## The data
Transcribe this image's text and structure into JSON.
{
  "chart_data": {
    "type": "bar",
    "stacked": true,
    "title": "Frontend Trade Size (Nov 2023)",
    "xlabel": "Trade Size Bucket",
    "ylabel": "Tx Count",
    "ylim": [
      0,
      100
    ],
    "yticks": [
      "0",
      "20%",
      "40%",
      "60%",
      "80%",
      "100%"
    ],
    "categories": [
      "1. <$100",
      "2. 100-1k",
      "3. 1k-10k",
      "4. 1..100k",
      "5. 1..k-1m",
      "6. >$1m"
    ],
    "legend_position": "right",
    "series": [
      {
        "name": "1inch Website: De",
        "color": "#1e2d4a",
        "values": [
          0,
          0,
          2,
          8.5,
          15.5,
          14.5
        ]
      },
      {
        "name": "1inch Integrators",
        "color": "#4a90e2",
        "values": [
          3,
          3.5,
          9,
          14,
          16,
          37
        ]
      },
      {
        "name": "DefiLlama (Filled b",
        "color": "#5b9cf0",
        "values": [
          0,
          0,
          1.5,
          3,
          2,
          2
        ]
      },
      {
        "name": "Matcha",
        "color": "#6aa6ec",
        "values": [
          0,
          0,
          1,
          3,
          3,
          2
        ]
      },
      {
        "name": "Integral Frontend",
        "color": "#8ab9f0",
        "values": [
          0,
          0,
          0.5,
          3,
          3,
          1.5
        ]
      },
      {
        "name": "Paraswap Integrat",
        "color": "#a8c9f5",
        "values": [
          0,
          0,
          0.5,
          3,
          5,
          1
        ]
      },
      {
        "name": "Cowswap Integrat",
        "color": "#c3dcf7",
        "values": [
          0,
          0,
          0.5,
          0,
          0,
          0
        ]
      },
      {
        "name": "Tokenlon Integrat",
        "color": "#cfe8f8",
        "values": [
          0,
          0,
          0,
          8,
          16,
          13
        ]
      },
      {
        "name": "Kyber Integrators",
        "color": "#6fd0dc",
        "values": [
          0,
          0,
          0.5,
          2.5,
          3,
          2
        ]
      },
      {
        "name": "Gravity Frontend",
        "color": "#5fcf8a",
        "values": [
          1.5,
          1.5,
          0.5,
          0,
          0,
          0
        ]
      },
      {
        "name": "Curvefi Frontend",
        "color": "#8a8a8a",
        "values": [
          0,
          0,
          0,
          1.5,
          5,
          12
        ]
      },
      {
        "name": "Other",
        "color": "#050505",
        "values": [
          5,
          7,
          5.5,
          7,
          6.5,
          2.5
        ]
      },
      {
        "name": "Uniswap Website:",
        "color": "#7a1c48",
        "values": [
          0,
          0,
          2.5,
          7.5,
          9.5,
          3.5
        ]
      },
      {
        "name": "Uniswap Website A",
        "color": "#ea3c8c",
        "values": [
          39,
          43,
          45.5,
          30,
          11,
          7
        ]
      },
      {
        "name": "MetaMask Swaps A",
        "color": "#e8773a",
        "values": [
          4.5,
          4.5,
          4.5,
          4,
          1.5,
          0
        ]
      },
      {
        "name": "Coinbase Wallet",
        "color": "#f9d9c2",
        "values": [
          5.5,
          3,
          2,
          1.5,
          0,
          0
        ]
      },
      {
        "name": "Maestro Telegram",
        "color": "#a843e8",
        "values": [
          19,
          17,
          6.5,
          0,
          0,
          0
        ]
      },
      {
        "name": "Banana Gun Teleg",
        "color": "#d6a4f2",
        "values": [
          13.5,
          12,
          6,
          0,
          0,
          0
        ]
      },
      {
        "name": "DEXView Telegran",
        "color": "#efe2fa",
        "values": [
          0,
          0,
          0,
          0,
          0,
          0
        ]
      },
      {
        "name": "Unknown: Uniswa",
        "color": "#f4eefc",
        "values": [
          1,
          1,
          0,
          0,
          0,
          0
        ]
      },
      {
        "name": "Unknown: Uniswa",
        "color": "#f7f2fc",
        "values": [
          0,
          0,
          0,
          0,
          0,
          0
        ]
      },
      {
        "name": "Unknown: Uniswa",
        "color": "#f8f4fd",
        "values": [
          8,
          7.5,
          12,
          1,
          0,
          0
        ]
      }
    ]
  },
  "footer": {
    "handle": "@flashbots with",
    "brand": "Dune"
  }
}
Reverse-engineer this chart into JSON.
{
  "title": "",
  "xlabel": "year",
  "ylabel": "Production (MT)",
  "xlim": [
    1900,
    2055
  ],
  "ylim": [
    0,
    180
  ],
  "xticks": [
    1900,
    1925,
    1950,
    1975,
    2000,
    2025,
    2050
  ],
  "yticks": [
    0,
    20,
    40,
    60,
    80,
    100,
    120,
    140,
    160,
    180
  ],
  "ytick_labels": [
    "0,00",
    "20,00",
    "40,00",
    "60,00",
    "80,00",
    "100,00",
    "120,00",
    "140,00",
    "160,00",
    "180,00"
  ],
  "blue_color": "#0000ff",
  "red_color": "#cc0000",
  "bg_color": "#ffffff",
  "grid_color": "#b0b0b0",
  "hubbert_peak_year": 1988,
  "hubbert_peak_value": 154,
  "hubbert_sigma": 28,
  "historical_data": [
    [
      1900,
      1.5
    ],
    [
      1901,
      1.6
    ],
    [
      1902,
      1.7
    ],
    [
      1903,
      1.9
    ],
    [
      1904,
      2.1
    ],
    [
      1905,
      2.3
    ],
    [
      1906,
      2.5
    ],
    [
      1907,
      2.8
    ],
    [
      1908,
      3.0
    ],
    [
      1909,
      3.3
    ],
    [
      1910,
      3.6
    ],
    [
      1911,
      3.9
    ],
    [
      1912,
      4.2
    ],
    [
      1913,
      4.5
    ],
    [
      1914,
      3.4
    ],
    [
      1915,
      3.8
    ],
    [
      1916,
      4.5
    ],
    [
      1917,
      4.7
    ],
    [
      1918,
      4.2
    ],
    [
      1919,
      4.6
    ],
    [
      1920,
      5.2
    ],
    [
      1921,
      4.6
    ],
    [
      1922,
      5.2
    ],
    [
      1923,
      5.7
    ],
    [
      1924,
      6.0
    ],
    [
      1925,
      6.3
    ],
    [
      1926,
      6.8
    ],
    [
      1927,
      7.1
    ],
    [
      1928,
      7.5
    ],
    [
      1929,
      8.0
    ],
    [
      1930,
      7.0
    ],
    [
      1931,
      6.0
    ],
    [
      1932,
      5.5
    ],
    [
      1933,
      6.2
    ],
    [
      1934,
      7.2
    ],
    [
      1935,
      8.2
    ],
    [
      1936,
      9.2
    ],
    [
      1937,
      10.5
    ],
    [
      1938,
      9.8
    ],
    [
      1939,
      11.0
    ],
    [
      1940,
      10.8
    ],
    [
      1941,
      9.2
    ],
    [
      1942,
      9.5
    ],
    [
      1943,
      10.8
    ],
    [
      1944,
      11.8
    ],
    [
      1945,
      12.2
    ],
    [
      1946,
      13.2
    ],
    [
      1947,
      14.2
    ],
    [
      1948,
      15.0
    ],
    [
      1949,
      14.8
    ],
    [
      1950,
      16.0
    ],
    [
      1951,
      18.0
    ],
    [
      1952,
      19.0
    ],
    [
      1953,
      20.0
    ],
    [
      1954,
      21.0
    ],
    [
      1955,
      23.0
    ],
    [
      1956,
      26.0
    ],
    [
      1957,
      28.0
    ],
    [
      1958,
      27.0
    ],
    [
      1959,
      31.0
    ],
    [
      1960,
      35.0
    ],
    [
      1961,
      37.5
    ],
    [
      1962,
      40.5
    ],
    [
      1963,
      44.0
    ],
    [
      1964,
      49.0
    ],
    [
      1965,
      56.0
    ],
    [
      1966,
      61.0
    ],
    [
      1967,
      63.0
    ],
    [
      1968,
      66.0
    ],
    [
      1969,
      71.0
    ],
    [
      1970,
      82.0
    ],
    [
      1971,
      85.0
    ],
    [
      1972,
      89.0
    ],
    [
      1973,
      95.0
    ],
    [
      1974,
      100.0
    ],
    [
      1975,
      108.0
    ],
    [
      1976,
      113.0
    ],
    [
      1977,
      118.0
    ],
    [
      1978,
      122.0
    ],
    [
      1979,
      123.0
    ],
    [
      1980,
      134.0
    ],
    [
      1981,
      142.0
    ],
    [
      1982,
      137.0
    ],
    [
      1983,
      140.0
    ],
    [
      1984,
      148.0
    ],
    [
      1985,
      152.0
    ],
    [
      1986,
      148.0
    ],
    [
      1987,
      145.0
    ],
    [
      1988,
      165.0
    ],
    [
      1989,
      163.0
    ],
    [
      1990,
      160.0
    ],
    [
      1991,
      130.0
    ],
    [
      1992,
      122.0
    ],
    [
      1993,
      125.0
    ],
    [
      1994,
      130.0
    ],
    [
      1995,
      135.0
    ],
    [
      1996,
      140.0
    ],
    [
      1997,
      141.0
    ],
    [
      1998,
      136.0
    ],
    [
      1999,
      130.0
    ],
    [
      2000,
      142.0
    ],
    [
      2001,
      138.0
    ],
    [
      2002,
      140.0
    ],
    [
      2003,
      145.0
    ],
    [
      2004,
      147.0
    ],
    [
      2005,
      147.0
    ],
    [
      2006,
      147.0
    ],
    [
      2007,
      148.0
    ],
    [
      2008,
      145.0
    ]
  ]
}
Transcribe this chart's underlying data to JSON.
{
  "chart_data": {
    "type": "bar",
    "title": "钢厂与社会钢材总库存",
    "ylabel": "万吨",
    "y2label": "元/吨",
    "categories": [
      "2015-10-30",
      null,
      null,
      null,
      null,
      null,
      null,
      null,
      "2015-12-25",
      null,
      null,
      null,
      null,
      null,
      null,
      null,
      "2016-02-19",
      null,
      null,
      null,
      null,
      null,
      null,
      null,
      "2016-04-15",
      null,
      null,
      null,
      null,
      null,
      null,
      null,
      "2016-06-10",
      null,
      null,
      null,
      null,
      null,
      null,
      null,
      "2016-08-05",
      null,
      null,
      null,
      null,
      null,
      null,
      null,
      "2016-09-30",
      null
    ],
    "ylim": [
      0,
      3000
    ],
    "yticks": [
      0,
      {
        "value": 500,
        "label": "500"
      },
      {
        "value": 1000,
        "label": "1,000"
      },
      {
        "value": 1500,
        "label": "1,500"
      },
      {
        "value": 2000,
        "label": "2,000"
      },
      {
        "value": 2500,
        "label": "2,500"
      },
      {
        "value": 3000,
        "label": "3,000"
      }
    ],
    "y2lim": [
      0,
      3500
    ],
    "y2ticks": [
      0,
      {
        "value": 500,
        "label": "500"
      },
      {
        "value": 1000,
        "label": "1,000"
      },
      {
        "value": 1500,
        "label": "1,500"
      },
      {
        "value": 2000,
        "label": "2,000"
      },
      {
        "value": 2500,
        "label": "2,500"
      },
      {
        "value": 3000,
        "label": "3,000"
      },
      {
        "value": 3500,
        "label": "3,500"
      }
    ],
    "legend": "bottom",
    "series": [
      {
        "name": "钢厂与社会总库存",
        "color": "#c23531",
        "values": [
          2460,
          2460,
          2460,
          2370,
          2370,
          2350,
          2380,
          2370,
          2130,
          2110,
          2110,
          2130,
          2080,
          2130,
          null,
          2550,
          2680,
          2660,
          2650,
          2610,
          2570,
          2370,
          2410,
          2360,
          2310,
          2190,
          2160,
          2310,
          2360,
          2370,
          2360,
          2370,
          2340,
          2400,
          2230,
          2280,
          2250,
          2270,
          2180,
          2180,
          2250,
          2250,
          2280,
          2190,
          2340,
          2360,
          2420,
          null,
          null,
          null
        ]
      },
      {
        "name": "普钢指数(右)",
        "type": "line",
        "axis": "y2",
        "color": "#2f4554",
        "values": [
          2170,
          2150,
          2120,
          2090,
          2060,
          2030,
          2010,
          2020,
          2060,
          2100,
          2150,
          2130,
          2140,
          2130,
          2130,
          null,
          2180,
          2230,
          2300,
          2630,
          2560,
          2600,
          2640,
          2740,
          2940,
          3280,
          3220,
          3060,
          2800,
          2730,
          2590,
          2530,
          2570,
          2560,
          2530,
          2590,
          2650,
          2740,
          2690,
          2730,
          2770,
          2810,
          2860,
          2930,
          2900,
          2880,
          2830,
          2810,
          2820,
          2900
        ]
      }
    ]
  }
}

## Goal
Count every line in the data where the string "JSON" occurs. Give nothing except the number.

## Answer to the task
3